## Task directions
Copy each line containing the word "conditions" from the records that follow, please.

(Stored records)
•••••

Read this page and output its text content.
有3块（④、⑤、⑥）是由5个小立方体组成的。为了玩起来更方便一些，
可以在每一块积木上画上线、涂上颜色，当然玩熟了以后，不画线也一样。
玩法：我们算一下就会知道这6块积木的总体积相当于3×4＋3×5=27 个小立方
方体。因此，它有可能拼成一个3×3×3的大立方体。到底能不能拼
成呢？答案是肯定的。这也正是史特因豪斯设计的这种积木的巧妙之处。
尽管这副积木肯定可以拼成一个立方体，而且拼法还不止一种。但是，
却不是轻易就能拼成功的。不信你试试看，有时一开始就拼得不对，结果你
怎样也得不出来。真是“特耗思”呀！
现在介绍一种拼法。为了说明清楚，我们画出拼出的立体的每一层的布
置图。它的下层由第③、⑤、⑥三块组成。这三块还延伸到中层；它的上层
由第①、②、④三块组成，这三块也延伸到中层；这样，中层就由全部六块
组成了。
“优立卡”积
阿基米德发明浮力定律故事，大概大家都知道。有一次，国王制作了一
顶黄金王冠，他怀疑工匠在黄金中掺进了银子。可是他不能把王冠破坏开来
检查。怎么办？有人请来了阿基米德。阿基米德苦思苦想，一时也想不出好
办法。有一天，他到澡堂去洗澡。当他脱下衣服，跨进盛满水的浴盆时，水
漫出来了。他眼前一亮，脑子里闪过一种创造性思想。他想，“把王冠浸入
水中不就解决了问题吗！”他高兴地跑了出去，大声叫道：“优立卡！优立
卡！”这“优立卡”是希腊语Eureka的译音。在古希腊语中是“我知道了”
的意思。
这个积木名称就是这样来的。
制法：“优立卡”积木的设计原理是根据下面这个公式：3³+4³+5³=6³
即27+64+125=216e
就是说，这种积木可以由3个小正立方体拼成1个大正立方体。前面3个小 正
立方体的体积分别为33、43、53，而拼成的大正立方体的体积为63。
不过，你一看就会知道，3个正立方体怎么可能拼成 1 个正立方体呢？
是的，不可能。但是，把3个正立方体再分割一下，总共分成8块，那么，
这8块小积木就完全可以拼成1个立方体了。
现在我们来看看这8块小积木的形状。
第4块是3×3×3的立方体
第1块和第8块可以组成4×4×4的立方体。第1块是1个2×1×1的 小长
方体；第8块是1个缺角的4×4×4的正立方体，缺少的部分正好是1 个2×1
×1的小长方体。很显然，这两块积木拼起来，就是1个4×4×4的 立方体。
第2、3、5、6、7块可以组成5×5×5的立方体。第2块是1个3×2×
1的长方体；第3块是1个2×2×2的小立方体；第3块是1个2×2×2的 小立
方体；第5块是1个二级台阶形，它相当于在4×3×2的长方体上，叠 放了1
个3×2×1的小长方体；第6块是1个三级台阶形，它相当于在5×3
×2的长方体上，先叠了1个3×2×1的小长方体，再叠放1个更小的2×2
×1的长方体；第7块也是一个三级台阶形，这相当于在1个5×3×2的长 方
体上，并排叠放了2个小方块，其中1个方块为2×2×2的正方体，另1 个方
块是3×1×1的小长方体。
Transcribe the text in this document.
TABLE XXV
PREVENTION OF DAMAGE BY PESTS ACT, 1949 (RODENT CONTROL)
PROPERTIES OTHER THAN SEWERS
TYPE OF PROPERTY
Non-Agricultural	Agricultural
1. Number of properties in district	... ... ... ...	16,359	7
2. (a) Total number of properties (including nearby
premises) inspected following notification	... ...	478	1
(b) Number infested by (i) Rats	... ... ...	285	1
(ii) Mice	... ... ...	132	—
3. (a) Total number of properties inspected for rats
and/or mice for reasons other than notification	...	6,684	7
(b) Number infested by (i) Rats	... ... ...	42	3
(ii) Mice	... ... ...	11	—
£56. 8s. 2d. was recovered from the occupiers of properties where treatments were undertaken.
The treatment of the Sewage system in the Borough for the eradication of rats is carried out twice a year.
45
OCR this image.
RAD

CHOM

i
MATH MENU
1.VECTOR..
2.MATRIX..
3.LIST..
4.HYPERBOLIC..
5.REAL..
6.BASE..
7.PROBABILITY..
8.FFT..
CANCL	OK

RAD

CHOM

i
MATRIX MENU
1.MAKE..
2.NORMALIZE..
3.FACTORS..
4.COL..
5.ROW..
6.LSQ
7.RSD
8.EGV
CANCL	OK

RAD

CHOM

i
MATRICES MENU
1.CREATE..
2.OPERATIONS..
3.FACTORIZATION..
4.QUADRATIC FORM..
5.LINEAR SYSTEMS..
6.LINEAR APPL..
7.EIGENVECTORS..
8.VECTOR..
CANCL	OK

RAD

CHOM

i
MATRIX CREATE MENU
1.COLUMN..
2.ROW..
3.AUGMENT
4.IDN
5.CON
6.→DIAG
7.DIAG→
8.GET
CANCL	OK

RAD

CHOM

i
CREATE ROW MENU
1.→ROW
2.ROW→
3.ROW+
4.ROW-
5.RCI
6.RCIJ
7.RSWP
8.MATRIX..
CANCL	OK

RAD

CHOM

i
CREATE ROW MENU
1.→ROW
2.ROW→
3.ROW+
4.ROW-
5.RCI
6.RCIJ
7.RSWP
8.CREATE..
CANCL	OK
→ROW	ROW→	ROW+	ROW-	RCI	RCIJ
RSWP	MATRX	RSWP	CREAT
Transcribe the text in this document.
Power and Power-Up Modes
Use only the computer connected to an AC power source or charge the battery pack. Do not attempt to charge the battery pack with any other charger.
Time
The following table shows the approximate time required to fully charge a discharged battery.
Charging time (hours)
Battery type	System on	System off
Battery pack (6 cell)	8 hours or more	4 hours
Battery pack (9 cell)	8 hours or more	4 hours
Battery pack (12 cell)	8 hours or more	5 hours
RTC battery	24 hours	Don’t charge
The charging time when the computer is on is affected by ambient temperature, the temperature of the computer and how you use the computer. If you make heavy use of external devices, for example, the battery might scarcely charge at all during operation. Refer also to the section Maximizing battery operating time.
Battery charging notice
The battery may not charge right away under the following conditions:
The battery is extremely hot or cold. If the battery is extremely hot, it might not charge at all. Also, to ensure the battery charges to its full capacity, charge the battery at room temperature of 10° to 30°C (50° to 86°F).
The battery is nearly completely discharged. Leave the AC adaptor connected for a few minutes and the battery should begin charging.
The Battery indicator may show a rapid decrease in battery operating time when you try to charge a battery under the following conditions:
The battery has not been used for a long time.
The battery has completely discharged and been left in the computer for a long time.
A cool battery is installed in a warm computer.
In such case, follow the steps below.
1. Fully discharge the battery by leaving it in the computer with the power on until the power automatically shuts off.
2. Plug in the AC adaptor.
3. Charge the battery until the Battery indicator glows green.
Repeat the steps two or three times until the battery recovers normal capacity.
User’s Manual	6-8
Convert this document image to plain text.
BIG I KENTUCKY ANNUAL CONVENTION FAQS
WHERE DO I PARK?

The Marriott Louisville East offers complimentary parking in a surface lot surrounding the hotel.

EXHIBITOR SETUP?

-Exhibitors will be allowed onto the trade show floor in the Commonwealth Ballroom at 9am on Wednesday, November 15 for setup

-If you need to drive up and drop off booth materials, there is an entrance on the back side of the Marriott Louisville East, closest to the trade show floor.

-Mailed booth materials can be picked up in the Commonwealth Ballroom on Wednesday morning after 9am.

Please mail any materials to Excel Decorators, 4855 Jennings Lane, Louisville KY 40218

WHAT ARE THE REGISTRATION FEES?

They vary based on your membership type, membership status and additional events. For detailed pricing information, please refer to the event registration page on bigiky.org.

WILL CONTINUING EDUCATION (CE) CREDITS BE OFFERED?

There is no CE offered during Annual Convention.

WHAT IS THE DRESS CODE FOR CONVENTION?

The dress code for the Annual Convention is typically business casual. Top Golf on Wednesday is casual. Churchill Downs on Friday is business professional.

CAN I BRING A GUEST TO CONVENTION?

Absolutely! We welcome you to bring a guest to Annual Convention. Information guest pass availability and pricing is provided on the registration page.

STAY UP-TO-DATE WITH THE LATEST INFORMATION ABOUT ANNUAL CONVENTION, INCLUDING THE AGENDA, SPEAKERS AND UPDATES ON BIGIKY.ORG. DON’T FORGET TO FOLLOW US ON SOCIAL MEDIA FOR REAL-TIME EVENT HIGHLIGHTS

•••••

## Expected answer
The battery may not charge right away under the following conditions:
The Battery indicator may show a rapid decrease in battery operating time when you try to charge a battery under the following conditions:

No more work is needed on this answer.